• [Task details] Review the listing and copy each line that holds the word "годом".

(Data extracted from a collection)
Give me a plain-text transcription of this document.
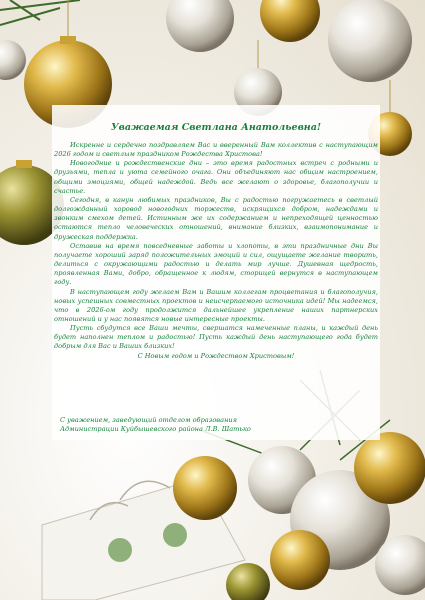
Уважаемая Светлана Анатольевна!

Искренне и сердечно поздравляем Вас и вверенный Вам коллектив с наступающим 2026 годом и светлым праздником Рождества Христова!

Новогодние и рождественские дни – это время радостных встреч с родными и друзьями, тепла и уюта семейного очага. Они объединяют нас общим настроением, общими эмоциями, общей надеждой. Ведь все желают о здоровье, благополучии и счастье.

Сегодня, в канун любимых праздников, Вы с радостью погружаетесь в светлый долгожданный хоровод новогодних торжеств, искрящихся добром, надеждами и звонким смехом детей. Истинным же их содержанием и непреходящей ценностью остаются тепло человеческих отношений, внимание близких, взаимопонимание и дружеская поддержка.

Оставив на время повседневные заботы и хлопоты, в эти праздничные дни Вы получаете хороший заряд положительных эмоций и сил, ощущаете желание творить, делиться с окружающими радостью и делать мир лучше. Душевная щедрость, проявленная Вами, добро, обращенное к людям, сторицей вернутся в наступающем году.

В наступающем году желаем Вам и Вашим коллегам процветания и благополучия, новых успешных совместных проектов и неисчерпаемого источника идей! Мы надеемся, что в 2026-ом году продолжится дальнейшее укрепление наших партнерских отношений и у нас появятся новые интересные проекты.

Пусть сбудутся все Ваши мечты, свершатся намеченные планы, и каждый день будет наполнен теплом и радостью! Пусть каждый день наступающего года будет добрым для Вас и Ваших близких!

С Новым годом и Рождеством Христовым!

С уважением, заведующий отделом образования
Администрации Куйбышевского района Л.В. Шатько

• [Output of the exercise]
Искренне и сердечно поздравляем Вас и вверенный Вам коллектив с наступающим 2026 годом и светлым праздником Рождества Христова!
С Новым годом и Рождеством Христовым!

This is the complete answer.